◆ DIRECTION: Using the records provided below, locate and copy each line that contains the word "Crashes".

◆ AVAILABLE DATA:
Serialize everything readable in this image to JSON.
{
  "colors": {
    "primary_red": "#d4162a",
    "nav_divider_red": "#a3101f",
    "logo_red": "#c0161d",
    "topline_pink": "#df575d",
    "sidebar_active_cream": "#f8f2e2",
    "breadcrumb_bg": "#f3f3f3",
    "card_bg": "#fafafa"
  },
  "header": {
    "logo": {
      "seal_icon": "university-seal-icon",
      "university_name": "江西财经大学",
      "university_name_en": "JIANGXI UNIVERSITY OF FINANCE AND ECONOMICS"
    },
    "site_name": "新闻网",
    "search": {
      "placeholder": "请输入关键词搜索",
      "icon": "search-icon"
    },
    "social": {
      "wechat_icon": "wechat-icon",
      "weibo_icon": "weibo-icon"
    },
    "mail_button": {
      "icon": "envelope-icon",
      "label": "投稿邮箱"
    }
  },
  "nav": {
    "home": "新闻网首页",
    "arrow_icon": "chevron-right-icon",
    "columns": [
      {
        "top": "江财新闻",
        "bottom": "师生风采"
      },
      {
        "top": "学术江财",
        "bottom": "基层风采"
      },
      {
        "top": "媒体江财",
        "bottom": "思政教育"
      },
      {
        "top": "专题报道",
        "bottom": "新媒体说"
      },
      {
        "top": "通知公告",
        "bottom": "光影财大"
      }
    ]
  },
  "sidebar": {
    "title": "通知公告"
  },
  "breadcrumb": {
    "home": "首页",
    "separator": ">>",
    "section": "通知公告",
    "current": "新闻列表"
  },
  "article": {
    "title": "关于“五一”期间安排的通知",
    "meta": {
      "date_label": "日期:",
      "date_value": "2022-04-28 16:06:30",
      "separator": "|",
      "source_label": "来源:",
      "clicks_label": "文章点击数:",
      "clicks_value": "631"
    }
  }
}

...

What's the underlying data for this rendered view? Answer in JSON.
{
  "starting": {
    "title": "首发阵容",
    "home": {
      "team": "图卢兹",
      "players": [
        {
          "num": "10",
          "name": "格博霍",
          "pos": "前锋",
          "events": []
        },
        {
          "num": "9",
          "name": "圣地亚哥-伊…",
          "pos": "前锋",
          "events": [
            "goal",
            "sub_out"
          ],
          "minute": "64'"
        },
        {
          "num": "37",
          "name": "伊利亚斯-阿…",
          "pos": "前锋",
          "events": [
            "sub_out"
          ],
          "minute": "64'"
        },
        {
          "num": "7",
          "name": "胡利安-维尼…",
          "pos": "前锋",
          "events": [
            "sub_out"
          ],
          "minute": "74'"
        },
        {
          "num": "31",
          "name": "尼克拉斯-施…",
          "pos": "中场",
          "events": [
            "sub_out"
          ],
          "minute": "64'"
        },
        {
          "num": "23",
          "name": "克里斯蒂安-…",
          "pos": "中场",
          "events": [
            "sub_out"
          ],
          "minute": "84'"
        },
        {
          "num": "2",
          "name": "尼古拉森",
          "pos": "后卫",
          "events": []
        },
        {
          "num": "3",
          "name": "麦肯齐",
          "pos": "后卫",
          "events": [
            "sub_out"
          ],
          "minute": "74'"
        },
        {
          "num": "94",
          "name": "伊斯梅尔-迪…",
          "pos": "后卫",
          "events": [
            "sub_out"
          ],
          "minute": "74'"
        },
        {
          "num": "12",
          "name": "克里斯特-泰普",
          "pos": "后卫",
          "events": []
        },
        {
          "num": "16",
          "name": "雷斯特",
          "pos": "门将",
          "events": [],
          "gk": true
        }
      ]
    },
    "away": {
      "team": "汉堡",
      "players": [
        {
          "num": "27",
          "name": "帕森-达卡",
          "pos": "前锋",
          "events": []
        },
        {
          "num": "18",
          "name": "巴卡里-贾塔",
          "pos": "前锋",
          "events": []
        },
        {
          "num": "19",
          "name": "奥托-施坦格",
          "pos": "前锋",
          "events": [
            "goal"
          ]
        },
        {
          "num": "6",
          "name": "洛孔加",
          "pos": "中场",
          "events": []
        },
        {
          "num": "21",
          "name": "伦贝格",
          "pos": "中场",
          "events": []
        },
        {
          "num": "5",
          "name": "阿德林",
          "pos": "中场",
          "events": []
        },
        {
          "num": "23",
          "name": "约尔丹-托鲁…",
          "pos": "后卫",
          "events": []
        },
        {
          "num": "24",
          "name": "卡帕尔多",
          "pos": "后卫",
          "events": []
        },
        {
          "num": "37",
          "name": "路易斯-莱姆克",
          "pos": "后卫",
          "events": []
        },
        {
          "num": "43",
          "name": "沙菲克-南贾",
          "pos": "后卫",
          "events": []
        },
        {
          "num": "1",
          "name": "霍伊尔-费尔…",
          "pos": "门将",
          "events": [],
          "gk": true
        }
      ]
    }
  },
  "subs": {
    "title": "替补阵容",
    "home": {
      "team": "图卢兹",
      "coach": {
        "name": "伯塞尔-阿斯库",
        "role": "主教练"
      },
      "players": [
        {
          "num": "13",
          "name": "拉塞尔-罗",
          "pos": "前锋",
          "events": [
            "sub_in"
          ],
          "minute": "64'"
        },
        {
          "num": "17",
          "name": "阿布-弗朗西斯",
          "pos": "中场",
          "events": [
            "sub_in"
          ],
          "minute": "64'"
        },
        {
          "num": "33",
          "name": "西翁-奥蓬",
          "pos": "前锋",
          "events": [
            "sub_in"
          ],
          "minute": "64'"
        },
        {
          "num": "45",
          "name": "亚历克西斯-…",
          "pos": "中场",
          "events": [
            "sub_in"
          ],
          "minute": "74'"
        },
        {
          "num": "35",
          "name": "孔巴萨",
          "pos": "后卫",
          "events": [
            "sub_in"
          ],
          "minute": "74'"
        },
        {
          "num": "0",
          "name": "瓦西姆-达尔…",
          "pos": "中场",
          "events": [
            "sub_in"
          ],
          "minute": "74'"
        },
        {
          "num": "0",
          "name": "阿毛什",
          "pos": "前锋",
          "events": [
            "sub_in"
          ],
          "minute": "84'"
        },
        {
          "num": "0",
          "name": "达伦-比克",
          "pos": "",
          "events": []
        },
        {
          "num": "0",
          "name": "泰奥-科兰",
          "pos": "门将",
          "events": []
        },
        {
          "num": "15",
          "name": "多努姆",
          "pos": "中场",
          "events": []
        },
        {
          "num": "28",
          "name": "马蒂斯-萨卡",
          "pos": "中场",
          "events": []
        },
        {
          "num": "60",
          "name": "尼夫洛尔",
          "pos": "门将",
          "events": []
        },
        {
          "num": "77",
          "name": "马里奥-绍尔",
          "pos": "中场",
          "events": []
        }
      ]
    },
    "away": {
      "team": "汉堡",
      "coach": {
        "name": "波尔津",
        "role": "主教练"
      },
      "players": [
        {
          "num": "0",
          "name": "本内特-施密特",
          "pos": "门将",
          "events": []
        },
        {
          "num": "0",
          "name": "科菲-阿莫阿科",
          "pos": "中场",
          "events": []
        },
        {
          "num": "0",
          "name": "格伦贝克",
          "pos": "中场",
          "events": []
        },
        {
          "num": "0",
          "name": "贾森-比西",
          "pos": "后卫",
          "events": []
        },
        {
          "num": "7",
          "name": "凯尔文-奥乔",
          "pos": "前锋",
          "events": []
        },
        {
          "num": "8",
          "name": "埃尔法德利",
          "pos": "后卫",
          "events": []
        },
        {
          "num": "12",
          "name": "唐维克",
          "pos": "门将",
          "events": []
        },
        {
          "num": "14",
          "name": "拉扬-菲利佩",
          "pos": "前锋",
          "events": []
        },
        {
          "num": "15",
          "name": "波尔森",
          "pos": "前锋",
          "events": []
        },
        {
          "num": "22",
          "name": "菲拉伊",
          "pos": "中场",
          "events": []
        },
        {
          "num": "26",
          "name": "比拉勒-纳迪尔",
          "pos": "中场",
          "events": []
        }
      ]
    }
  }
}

==

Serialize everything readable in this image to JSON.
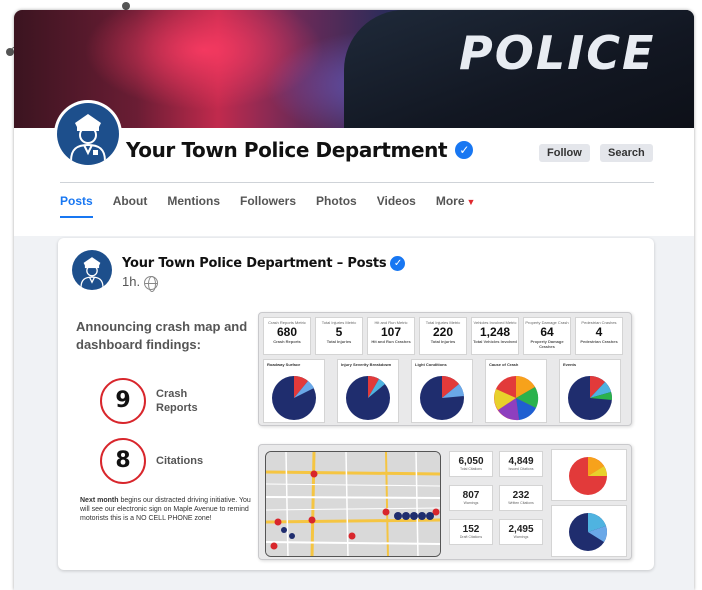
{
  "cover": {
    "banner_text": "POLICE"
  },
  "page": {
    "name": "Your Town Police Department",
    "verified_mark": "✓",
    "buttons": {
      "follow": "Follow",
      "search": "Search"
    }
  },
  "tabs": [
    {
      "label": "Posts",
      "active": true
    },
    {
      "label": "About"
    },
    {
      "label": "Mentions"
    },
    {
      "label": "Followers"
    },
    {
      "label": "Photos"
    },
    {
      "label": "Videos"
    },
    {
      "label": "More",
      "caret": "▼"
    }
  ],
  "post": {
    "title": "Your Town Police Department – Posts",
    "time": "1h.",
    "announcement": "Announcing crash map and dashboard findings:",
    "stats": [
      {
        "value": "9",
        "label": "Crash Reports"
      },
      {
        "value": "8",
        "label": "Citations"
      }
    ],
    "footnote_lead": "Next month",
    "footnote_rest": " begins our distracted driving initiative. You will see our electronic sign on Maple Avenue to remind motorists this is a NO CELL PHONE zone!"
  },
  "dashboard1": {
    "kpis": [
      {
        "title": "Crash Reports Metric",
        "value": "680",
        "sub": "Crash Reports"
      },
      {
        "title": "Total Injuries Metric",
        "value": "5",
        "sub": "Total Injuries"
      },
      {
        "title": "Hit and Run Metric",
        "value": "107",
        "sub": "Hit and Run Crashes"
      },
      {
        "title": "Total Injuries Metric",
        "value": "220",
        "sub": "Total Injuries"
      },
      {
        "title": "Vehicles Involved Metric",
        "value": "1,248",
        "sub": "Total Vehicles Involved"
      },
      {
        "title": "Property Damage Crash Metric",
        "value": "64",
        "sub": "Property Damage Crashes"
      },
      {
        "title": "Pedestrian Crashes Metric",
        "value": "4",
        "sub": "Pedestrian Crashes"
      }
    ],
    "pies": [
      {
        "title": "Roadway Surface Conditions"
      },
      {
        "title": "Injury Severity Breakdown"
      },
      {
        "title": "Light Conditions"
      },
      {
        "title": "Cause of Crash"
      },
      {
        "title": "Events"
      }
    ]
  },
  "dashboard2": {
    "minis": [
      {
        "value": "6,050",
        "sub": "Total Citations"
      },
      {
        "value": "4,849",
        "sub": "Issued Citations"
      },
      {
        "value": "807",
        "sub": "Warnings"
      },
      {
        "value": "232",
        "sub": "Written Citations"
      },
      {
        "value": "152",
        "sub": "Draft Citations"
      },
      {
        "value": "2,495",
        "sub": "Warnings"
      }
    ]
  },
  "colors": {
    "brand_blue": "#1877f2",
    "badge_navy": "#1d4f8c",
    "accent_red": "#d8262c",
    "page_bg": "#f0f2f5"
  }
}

◆ FULL OUTPUT:
        "sub": "Hit and Run Crashes"
        "sub": "Property Damage Crashes"
        "title": "Pedestrian Crashes Metric",
        "sub": "Pedestrian Crashes"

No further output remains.